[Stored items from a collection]
_ _ _ _ _ _ _
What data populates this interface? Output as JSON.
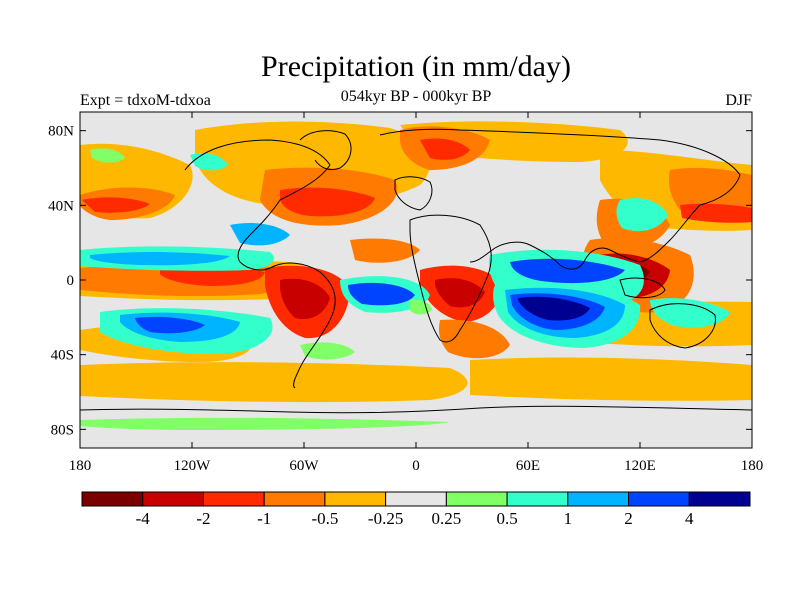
{
  "title": "Precipitation (in mm/day)",
  "left_string": "Expt = tdxoM-tdxoa",
  "center_string": "054kyr BP - 000kyr BP",
  "right_string": "DJF",
  "lat_ticks": [
    {
      "value": 80,
      "label": "80N"
    },
    {
      "value": 40,
      "label": "40N"
    },
    {
      "value": 0,
      "label": "0"
    },
    {
      "value": -40,
      "label": "40S"
    },
    {
      "value": -80,
      "label": "80S"
    }
  ],
  "lon_ticks": [
    {
      "value": -180,
      "label": "180"
    },
    {
      "value": -120,
      "label": "120W"
    },
    {
      "value": -60,
      "label": "60W"
    },
    {
      "value": 0,
      "label": "0"
    },
    {
      "value": 60,
      "label": "60E"
    },
    {
      "value": 120,
      "label": "120E"
    },
    {
      "value": 180,
      "label": "180"
    }
  ],
  "colorbar": {
    "colors": [
      "#7a0000",
      "#c80000",
      "#ff2a00",
      "#ff7a00",
      "#ffb800",
      "#e6e6e6",
      "#80ff66",
      "#33ffcc",
      "#00b4ff",
      "#0044ff",
      "#000090"
    ],
    "labels": [
      "-4",
      "-2",
      "-1",
      "-0.5",
      "-0.25",
      "0.25",
      "0.5",
      "1",
      "2",
      "4"
    ]
  },
  "domain": {
    "lon_min": -180,
    "lon_max": 180,
    "lat_min": -90,
    "lat_max": 90
  }
}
_ _ _ _ _ _ _
Gather every line containing the word "value" and copy it.

      "value": 80,
      "value": 40,
      "value": 0,
      "value": -40,
      "value": -80,
      "value": -180,
      "value": -120,
      "value": -60,
      "value": 0,
      "value": 60,
      "value": 120,
      "value": 180,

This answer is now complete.